→ OBJECTIVE: Compute how many lines in the entries below contain "marker", and output nothing but the number.

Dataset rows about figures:
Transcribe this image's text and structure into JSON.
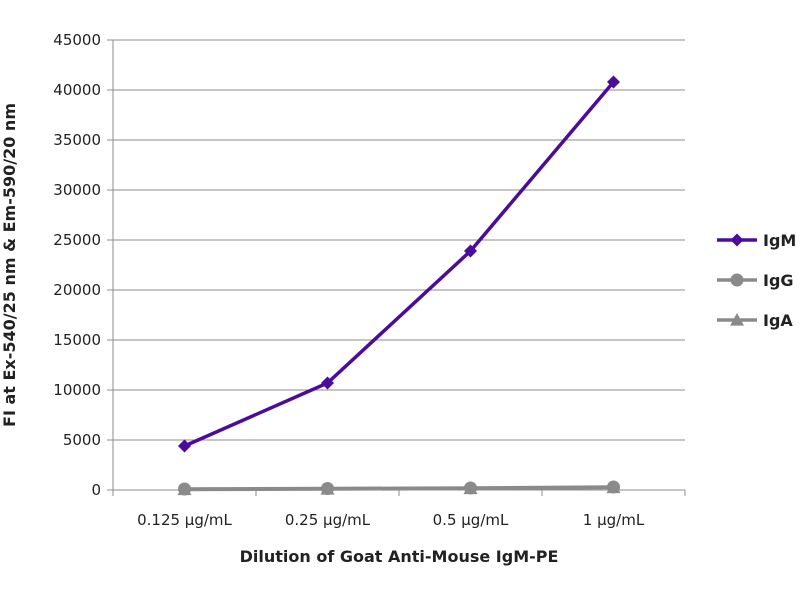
{
  "chart_data": {
    "type": "line",
    "title": "",
    "xlabel": "Dilution of Goat Anti-Mouse IgM-PE",
    "ylabel": "FI at Ex-540/25 nm & Em-590/20 nm",
    "categories": [
      "0.125 µg/mL",
      "0.25 µg/mL",
      "0.5 µg/mL",
      "1 µg/mL"
    ],
    "ylim": [
      0,
      45000
    ],
    "yticks": [
      0,
      5000,
      10000,
      15000,
      20000,
      25000,
      30000,
      35000,
      40000,
      45000
    ],
    "grid": true,
    "legend_position": "right",
    "series": [
      {
        "name": "IgM",
        "values": [
          4400,
          10700,
          23900,
          40800
        ],
        "color": "#4b0c9c",
        "marker": "diamond"
      },
      {
        "name": "IgG",
        "values": [
          100,
          150,
          200,
          300
        ],
        "color": "#8a8a8a",
        "marker": "circle"
      },
      {
        "name": "IgA",
        "values": [
          50,
          100,
          150,
          250
        ],
        "color": "#8a8a8a",
        "marker": "triangle"
      }
    ]
  }
}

→ EXERCISE SOLUTION: 3